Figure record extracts
- - - - -
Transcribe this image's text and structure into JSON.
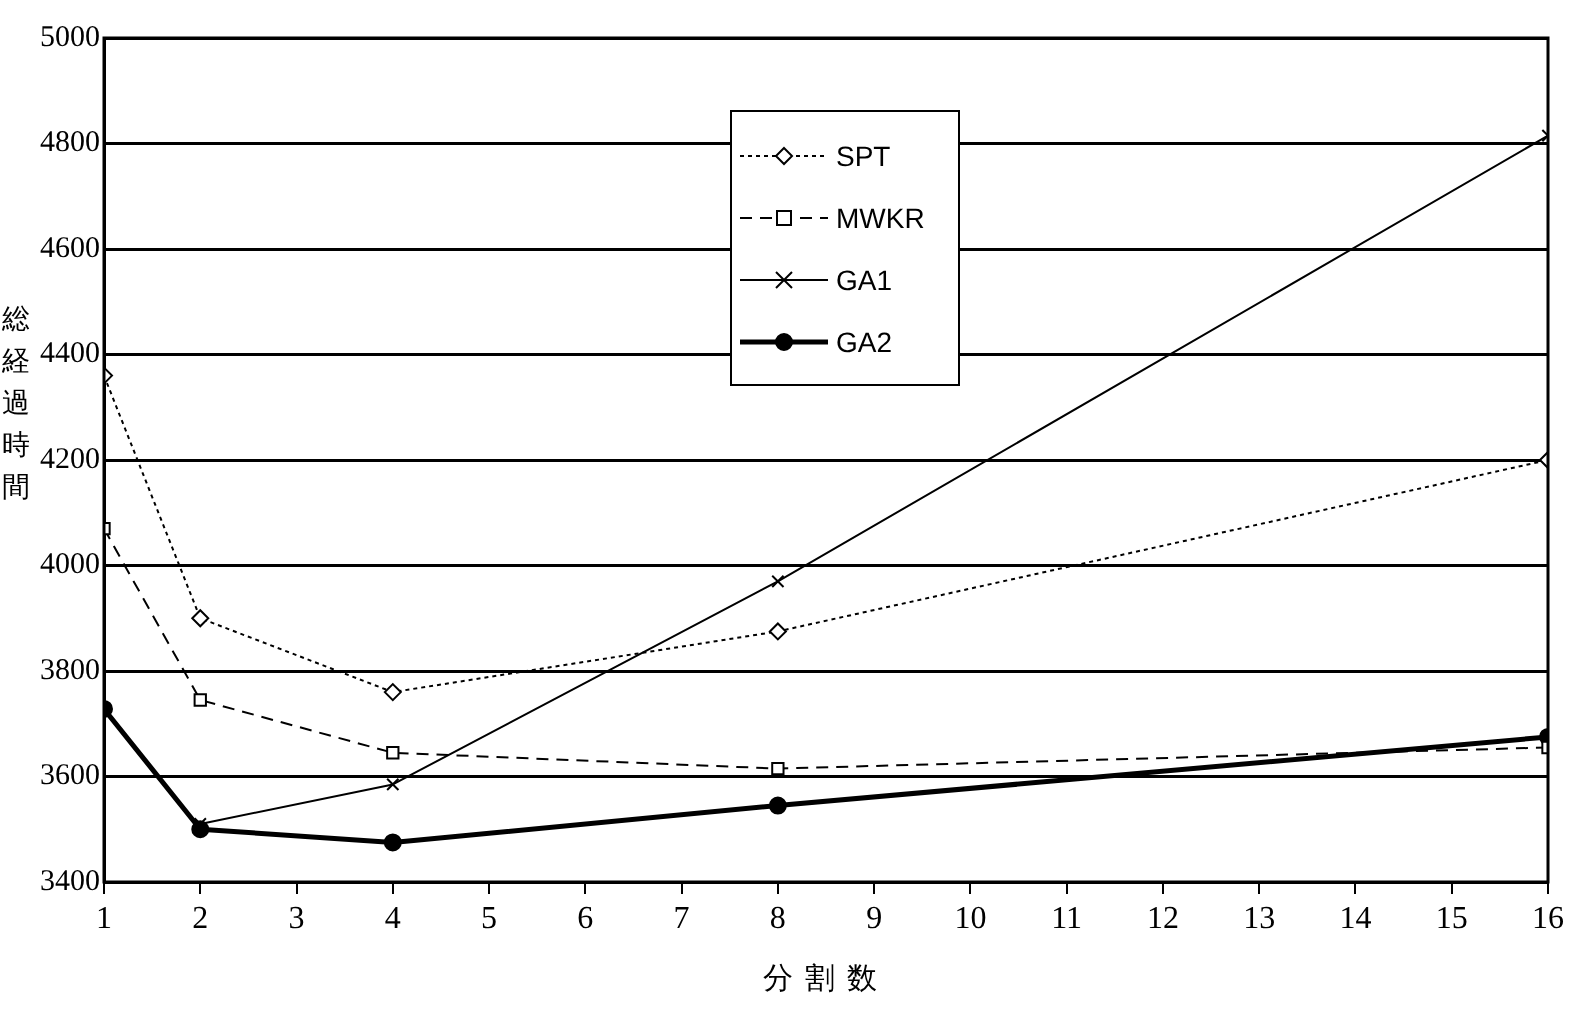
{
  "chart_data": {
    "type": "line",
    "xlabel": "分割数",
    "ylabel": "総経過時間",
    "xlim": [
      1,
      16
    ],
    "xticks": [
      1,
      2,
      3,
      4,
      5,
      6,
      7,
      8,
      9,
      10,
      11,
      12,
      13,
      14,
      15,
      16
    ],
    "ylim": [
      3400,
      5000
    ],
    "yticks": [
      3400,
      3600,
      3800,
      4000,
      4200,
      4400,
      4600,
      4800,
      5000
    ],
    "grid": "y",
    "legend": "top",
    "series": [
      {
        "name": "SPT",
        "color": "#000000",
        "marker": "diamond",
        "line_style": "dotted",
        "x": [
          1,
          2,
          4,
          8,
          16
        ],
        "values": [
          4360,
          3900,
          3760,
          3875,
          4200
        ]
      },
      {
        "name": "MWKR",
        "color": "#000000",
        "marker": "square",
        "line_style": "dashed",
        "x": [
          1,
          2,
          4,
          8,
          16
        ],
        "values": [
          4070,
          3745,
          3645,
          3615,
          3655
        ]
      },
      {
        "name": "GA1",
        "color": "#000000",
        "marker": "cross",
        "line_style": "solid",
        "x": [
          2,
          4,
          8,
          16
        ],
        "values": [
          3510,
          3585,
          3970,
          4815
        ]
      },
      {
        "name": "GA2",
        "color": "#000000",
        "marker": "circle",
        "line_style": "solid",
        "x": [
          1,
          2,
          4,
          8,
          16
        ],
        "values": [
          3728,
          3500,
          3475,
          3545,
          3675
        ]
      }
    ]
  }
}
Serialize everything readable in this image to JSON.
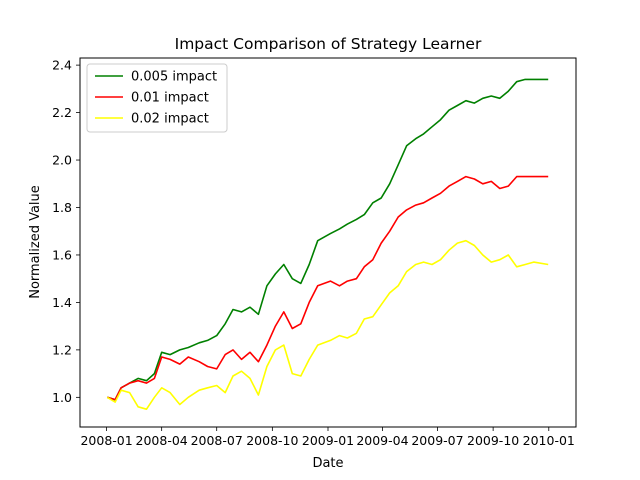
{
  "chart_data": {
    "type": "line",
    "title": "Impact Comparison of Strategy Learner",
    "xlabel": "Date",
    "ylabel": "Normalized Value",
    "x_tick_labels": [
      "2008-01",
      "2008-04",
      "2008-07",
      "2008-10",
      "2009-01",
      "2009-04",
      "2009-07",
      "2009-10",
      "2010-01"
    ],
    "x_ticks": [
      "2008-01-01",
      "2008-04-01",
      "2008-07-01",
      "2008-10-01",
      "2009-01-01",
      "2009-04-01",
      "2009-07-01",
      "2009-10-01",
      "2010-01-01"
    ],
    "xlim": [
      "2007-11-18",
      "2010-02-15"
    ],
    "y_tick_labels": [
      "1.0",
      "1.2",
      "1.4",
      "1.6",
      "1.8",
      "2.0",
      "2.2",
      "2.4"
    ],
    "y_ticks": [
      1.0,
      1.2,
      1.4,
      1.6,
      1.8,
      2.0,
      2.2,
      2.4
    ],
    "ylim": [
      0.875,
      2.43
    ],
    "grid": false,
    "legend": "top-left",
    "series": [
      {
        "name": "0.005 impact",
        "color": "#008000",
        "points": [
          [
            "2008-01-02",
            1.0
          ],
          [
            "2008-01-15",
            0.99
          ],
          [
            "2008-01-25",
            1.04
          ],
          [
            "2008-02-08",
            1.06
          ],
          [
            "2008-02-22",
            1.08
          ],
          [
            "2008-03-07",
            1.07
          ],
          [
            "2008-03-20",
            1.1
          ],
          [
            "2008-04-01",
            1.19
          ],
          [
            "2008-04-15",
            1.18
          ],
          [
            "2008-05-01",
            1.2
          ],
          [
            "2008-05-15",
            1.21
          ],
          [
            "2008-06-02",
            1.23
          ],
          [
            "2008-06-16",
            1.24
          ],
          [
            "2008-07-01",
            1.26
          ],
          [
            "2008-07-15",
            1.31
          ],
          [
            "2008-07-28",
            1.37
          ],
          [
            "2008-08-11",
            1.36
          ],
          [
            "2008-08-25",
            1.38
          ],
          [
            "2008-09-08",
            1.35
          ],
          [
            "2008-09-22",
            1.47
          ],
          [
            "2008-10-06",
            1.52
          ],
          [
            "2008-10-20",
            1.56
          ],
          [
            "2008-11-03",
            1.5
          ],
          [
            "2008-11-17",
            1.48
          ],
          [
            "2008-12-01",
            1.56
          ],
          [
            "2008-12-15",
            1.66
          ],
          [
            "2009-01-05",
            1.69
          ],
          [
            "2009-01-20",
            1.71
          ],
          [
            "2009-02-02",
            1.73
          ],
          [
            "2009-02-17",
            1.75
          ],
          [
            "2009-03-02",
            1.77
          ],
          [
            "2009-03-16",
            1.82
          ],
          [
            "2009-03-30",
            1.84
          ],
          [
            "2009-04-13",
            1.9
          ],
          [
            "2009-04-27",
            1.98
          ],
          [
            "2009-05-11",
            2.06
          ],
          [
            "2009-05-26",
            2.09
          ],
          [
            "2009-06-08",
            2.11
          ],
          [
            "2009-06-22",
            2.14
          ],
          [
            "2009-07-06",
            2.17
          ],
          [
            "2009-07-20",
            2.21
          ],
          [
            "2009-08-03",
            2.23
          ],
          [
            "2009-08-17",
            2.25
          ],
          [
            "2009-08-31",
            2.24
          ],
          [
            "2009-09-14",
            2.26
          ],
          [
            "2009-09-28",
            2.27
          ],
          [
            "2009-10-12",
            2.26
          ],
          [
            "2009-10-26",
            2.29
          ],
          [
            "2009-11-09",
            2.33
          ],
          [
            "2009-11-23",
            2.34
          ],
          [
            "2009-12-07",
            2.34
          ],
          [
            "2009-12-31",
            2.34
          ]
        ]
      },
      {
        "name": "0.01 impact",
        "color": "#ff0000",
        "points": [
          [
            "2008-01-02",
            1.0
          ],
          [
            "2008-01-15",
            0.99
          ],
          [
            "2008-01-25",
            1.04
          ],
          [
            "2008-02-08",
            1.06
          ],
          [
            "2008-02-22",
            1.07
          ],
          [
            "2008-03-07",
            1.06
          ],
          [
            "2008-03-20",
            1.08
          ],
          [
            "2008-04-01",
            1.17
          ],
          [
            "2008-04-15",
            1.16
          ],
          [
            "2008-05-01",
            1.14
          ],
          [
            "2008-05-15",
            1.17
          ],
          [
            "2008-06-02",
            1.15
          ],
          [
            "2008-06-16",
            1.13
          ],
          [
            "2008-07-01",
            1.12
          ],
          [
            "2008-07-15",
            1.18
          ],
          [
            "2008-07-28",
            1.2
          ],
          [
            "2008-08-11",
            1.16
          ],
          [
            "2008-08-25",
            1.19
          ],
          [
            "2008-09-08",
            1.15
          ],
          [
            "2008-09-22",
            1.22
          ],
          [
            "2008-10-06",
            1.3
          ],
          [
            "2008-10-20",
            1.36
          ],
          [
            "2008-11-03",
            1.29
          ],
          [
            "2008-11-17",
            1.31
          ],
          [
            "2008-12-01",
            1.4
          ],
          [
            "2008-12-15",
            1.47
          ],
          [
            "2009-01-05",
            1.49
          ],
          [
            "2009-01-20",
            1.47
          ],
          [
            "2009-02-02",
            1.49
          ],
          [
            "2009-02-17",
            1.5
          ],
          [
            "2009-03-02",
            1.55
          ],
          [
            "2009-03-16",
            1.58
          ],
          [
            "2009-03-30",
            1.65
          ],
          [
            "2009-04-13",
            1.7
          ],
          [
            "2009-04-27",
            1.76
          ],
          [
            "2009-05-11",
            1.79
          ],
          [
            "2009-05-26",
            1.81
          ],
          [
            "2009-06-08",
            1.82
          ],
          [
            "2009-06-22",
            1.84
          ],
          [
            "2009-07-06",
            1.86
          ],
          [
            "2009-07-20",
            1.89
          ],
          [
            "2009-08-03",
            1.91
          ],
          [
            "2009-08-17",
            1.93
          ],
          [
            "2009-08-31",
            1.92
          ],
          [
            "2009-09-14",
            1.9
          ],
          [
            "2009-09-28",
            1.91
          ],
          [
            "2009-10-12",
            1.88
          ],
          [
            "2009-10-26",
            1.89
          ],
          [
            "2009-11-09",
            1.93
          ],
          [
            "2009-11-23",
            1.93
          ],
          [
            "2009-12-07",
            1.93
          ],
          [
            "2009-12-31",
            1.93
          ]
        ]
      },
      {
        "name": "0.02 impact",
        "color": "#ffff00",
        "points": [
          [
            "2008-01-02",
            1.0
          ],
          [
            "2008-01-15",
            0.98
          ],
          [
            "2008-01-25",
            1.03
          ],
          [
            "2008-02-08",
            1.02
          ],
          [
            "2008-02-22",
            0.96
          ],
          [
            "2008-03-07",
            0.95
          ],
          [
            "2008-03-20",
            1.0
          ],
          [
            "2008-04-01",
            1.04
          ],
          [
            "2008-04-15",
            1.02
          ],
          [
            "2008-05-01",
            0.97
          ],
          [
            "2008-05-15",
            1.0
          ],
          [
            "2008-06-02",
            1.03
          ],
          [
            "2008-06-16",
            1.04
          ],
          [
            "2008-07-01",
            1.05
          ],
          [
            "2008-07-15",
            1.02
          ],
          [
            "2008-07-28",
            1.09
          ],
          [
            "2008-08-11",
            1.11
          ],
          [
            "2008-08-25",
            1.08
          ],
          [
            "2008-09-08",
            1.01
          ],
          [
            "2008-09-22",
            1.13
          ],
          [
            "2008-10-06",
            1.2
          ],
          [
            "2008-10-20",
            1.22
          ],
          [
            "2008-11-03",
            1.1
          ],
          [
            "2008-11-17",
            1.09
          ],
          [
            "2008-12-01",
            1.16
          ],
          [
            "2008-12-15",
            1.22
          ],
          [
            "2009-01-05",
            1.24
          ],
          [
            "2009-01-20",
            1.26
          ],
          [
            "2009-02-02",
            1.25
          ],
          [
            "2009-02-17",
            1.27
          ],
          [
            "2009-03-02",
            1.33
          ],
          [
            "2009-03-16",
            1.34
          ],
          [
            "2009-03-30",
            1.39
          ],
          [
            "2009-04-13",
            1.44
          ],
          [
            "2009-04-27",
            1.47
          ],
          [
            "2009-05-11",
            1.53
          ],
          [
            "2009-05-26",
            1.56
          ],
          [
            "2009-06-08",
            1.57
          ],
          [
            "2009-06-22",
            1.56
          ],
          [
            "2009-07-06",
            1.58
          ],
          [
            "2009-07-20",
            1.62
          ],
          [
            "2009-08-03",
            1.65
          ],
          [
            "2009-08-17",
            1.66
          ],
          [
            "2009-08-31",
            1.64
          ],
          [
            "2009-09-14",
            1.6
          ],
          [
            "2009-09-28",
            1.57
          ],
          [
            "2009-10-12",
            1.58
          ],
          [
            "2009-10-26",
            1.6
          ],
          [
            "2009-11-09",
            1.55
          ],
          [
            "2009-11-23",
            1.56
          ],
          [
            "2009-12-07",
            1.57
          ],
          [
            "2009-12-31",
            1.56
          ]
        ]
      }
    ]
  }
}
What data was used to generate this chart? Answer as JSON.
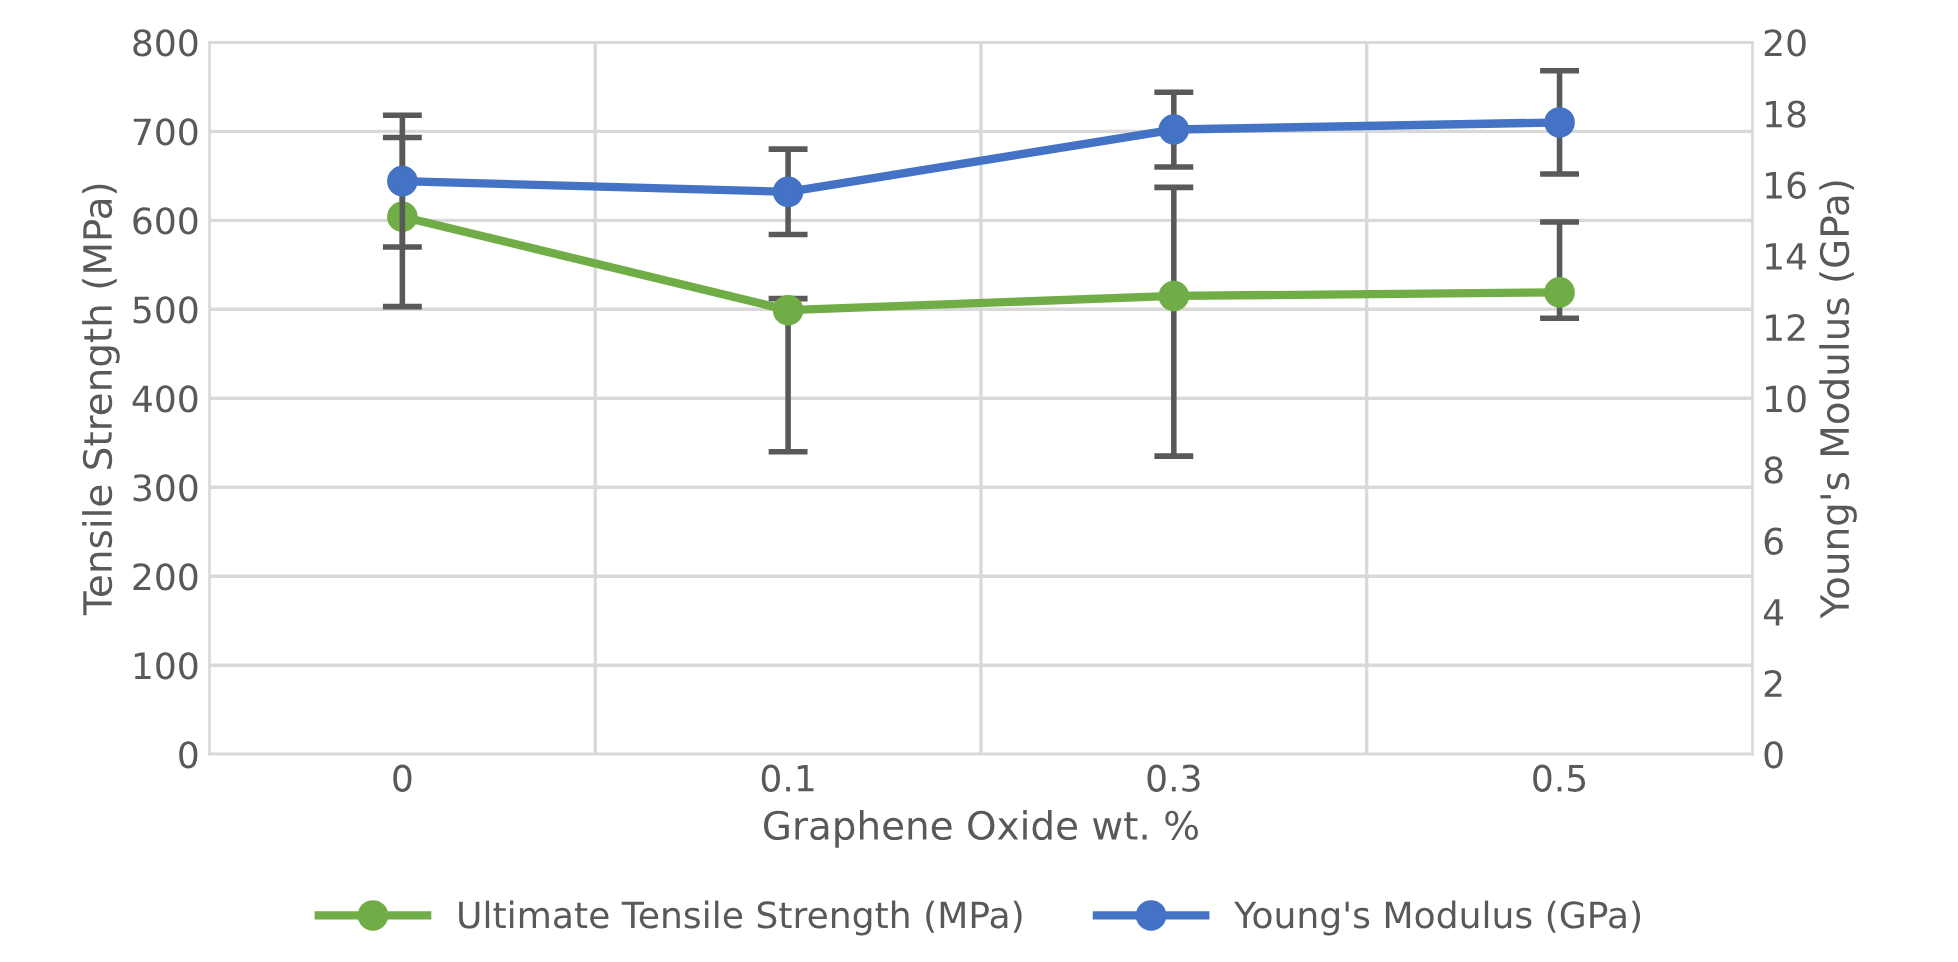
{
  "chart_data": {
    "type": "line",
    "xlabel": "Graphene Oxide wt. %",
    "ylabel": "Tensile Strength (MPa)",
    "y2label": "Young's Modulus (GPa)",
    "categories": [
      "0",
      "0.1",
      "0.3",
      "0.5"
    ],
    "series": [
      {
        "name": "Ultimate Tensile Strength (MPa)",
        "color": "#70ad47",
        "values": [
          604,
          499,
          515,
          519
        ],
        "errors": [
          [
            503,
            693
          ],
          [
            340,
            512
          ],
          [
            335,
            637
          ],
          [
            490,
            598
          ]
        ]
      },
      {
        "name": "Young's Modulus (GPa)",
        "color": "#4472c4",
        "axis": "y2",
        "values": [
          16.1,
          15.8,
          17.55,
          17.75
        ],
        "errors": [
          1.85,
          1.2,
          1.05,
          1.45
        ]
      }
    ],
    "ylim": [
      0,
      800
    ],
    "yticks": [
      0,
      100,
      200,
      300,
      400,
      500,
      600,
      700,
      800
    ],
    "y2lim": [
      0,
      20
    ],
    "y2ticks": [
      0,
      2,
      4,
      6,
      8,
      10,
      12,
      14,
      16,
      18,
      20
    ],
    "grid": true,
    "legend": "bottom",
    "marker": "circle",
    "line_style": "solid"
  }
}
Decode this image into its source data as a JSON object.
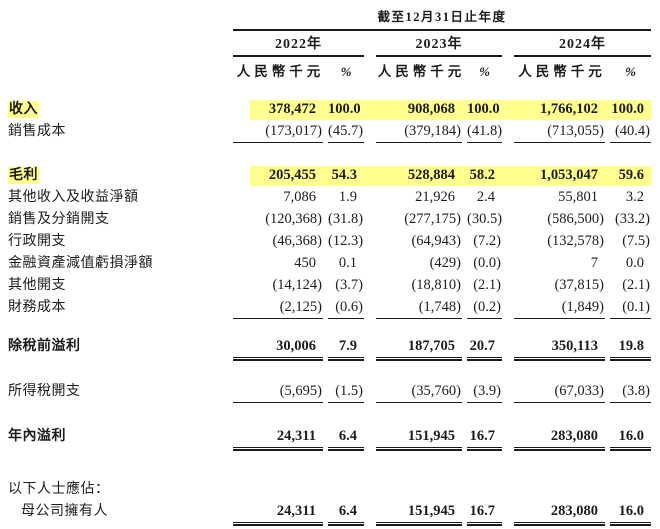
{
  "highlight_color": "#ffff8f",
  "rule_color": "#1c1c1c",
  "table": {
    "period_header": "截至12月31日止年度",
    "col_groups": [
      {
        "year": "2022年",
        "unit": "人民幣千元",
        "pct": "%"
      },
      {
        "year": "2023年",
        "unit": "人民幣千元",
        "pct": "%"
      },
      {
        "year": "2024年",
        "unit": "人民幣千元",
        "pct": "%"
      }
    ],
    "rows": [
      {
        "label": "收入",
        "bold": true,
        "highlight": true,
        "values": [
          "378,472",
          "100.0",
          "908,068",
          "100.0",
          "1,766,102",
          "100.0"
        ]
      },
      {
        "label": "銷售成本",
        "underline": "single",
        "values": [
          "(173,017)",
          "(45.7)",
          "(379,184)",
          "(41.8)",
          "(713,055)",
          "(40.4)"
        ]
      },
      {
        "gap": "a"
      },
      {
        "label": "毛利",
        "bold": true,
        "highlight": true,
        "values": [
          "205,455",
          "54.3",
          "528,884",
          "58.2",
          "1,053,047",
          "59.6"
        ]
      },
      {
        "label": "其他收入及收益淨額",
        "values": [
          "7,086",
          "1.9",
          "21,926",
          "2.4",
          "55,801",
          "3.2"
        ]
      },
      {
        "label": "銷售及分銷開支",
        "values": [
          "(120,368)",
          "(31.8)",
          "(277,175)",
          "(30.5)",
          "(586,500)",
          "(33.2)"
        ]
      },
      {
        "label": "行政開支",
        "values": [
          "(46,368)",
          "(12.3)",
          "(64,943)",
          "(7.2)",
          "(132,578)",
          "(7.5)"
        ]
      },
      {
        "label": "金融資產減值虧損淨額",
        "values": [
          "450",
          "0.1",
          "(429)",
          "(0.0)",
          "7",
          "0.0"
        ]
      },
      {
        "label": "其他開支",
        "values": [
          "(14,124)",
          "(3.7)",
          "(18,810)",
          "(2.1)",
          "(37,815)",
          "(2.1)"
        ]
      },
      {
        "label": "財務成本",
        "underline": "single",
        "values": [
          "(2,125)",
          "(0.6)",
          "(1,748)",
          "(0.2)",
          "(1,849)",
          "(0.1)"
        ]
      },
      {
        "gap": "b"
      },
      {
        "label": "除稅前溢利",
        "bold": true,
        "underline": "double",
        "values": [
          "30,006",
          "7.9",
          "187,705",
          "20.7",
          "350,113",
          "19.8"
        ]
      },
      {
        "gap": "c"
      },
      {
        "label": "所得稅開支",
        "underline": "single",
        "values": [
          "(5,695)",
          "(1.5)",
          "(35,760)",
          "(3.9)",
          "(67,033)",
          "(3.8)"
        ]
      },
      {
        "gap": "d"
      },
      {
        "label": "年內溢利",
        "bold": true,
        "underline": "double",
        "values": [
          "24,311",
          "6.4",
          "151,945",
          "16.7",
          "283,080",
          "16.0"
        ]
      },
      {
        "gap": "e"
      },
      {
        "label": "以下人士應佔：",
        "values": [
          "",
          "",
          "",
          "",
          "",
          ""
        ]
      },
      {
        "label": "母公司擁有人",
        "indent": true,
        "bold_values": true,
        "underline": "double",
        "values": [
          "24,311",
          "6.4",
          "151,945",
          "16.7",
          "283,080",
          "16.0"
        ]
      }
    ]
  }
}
- - - - -
Give the number of lines in the listing above that contain "image", and nothing else.

WRITTEN ANSWER>
3